[Records from a dataset]
+ + +
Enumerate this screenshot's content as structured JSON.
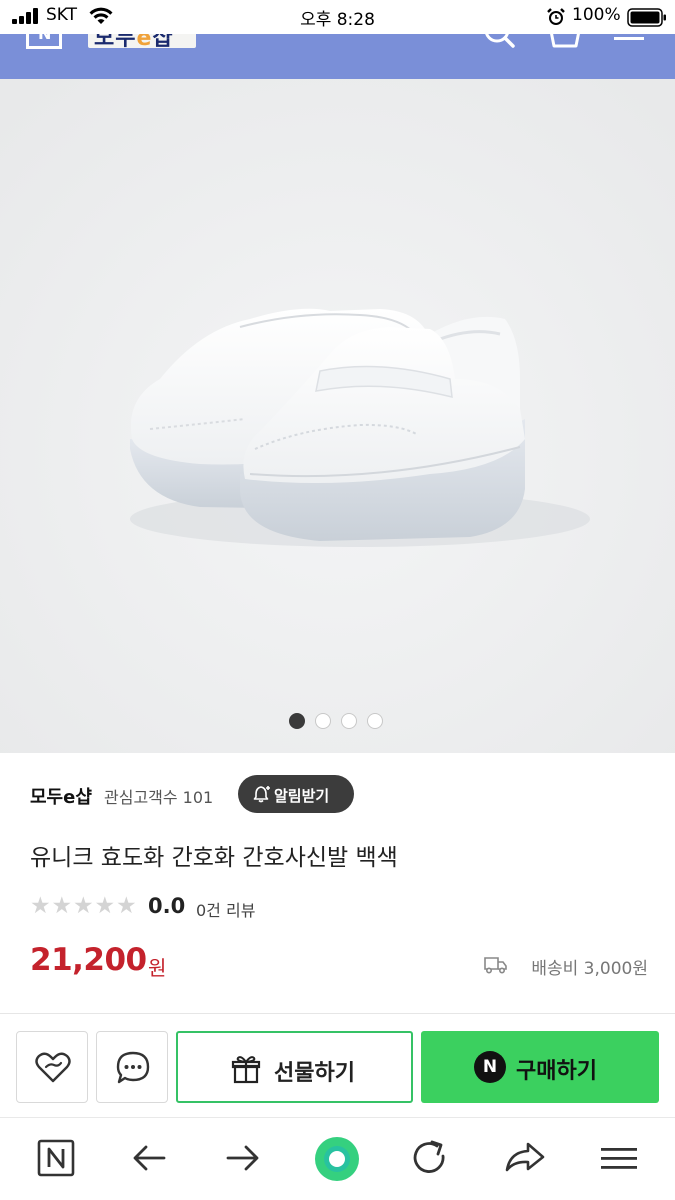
{
  "status_bar": {
    "carrier": "SKT",
    "time": "오후 8:28",
    "battery": "100%"
  },
  "header": {
    "brand_logo_text": "모두e샵",
    "icons": [
      "naver-n-icon",
      "search-icon",
      "cart-icon",
      "menu-icon"
    ],
    "background_color": "#7a8fd8"
  },
  "product": {
    "image_alt": "흰색 간호화",
    "carousel": {
      "total": 4,
      "active_index": 0
    },
    "store_name": "모두e샵",
    "followers_label": "관심고객수 101",
    "alarm_button": "알림받기",
    "title": "유니크 효도화 간호화 간호사신발 백색",
    "rating": {
      "score": "0.0",
      "stars_filled": 0,
      "stars_total": 5
    },
    "review_count": "0건 리뷰",
    "price": "21,200",
    "price_unit": "원",
    "shipping": "배송비 3,000원",
    "price_color": "#c4222c"
  },
  "actions": {
    "like_icon": "heart-icon",
    "talk_icon": "talk-bubble-icon",
    "gift_label": "선물하기",
    "buy_badge": "N",
    "buy_label": "구매하기",
    "buy_color": "#3bd05f"
  },
  "bottom_nav": {
    "items": [
      "naver-home-icon",
      "back-arrow-icon",
      "forward-arrow-icon",
      "green-dot-home-icon",
      "reload-icon",
      "share-icon",
      "menu-icon"
    ]
  }
}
+ + +
▶ [PROBLEM DETAILS] Please repeat the entries exactly. Do not include the pictures.

▶ [THE ANSWER]
Enumerate this screenshot's content as structured JSON.
{
  "status_bar": {
    "carrier": "SKT",
    "time": "오후 8:28",
    "battery": "100%"
  },
  "header": {
    "brand_logo_text": "모두e샵",
    "icons": [
      "naver-n-icon",
      "search-icon",
      "cart-icon",
      "menu-icon"
    ],
    "background_color": "#7a8fd8"
  },
  "product": {
    "image_alt": "흰색 간호화",
    "carousel": {
      "total": 4,
      "active_index": 0
    },
    "store_name": "모두e샵",
    "followers_label": "관심고객수 101",
    "alarm_button": "알림받기",
    "title": "유니크 효도화 간호화 간호사신발 백색",
    "rating": {
      "score": "0.0",
      "stars_filled": 0,
      "stars_total": 5
    },
    "review_count": "0건 리뷰",
    "price": "21,200",
    "price_unit": "원",
    "shipping": "배송비 3,000원",
    "price_color": "#c4222c"
  },
  "actions": {
    "like_icon": "heart-icon",
    "talk_icon": "talk-bubble-icon",
    "gift_label": "선물하기",
    "buy_badge": "N",
    "buy_label": "구매하기",
    "buy_color": "#3bd05f"
  },
  "bottom_nav": {
    "items": [
      "naver-home-icon",
      "back-arrow-icon",
      "forward-arrow-icon",
      "green-dot-home-icon",
      "reload-icon",
      "share-icon",
      "menu-icon"
    ]
  }
}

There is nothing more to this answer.